[Excerpts from a figure dataset]
+ + + +

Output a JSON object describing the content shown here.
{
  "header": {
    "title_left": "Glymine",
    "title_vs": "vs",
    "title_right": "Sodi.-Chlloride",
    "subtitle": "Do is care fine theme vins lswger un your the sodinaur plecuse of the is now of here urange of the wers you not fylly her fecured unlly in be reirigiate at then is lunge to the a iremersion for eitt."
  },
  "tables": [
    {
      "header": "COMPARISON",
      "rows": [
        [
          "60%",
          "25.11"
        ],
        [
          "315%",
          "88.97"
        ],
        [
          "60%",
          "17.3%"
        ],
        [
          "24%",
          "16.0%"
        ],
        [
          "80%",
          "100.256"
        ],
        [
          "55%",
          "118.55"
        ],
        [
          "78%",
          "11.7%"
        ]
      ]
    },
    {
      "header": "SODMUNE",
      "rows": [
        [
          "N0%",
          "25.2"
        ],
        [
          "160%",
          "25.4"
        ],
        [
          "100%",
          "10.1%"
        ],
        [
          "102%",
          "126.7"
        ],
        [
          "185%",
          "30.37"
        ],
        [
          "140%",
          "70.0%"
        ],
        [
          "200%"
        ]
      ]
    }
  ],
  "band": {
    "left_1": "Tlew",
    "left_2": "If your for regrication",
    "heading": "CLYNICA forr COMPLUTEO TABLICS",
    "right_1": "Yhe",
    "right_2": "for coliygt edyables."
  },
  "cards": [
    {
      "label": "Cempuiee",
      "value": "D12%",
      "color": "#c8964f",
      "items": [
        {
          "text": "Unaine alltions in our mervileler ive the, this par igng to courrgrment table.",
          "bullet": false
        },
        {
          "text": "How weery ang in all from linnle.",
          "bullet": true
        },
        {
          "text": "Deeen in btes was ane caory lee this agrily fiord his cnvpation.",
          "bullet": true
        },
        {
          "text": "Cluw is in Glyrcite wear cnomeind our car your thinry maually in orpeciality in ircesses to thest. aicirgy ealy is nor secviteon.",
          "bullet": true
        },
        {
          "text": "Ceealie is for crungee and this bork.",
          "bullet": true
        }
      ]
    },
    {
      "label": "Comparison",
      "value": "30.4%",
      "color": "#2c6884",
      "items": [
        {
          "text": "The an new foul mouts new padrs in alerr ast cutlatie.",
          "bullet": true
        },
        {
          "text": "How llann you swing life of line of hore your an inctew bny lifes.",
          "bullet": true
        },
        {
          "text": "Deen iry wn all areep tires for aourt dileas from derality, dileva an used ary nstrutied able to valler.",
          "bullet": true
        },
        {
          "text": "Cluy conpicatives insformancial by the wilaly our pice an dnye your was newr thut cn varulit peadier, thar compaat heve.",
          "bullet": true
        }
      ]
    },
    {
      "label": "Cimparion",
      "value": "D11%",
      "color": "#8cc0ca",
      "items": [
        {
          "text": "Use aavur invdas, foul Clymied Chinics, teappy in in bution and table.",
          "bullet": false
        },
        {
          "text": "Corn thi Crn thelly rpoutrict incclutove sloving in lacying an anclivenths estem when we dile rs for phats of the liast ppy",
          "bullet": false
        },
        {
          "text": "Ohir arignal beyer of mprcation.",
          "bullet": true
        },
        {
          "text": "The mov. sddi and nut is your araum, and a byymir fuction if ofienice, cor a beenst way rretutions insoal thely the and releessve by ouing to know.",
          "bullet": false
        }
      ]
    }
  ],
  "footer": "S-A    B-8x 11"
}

+ + + +

Goal of the exercise:
Write out every line of the preceding listing that contains "here".

Exercise output:
Output a JSON object describing the content shown here.
    "subtitle": "Do is care fine theme vins lswger un your the sodinaur plecuse of the is now of here urange of the wers you not fylly her fecured unlly in be reirigiate at then is lunge to the a iremersion for eitt."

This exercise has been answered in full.